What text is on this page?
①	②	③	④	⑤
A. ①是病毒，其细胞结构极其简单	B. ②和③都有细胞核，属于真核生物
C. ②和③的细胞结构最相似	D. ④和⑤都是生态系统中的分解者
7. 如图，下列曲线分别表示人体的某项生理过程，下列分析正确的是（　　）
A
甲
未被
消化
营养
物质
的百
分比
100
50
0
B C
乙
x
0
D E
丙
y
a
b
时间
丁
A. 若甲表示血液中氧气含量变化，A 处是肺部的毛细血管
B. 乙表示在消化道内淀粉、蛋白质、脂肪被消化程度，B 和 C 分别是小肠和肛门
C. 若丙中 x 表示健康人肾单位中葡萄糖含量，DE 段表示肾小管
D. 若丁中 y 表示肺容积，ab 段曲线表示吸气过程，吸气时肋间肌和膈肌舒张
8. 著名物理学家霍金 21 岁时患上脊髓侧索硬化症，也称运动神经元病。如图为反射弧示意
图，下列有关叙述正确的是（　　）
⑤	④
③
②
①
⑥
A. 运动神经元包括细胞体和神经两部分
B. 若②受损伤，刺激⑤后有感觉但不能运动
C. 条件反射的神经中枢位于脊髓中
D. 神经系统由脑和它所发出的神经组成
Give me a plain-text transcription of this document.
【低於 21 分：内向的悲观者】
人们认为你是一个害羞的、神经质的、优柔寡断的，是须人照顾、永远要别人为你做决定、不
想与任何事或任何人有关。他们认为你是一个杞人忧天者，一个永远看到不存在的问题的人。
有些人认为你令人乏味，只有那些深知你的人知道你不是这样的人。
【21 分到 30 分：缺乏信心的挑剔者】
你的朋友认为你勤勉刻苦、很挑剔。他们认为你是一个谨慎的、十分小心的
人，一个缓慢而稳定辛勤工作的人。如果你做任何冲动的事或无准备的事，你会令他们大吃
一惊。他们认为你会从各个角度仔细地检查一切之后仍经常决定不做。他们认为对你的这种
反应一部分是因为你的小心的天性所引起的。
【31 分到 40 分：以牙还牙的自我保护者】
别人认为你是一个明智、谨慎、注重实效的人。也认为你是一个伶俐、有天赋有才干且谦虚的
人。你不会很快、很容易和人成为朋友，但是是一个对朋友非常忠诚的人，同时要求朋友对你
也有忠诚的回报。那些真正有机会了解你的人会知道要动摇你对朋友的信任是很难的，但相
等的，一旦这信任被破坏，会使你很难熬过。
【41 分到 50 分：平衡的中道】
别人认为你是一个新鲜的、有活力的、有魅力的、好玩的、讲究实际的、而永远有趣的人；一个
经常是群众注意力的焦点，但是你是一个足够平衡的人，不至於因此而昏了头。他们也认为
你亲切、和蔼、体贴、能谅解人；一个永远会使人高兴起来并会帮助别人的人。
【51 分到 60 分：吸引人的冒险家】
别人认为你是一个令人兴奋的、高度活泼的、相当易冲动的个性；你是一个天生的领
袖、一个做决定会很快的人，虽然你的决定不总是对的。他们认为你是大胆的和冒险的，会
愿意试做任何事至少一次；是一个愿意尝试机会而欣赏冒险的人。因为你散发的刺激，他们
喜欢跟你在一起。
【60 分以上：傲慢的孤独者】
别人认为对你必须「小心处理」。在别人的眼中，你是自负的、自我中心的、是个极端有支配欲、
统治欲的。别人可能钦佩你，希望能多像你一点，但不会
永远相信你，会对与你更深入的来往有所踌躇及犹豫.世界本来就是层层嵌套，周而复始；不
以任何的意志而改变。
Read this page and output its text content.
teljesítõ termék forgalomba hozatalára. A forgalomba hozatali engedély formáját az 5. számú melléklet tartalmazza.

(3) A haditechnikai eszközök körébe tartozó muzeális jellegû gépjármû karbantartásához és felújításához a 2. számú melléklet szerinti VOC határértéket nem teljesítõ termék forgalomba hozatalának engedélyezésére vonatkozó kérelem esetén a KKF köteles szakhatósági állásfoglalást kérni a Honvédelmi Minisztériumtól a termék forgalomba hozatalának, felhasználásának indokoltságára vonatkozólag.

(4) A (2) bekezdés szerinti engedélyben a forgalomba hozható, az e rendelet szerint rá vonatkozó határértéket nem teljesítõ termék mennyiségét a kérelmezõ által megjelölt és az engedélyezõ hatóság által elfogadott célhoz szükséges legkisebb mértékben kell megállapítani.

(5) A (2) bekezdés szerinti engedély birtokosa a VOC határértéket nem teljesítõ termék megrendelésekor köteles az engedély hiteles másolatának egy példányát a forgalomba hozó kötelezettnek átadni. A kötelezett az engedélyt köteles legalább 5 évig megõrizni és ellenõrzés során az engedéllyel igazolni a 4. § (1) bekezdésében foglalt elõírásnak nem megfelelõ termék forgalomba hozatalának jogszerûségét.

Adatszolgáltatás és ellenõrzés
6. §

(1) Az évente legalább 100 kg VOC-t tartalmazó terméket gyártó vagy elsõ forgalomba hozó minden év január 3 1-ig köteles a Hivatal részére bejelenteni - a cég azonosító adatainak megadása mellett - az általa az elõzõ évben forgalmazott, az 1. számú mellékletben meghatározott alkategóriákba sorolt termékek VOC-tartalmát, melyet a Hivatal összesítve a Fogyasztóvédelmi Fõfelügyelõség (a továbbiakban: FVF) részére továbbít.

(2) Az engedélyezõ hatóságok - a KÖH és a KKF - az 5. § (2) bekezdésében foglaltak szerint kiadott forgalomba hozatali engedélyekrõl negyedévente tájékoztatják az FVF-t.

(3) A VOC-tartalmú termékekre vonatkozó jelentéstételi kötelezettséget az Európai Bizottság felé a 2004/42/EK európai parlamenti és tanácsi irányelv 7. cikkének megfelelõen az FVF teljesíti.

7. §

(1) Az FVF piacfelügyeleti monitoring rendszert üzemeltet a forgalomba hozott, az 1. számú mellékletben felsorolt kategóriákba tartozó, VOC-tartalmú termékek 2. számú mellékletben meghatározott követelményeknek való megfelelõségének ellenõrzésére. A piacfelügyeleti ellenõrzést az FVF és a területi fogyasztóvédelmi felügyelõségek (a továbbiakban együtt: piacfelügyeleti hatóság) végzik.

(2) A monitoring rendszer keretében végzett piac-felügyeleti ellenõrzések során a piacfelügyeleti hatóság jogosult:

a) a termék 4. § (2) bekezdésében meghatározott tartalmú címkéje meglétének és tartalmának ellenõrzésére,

**WHAT IS ASKED**
In the records above, how many lines include "this"? Give that number and nothing more.

**WORKED ANSWER**
3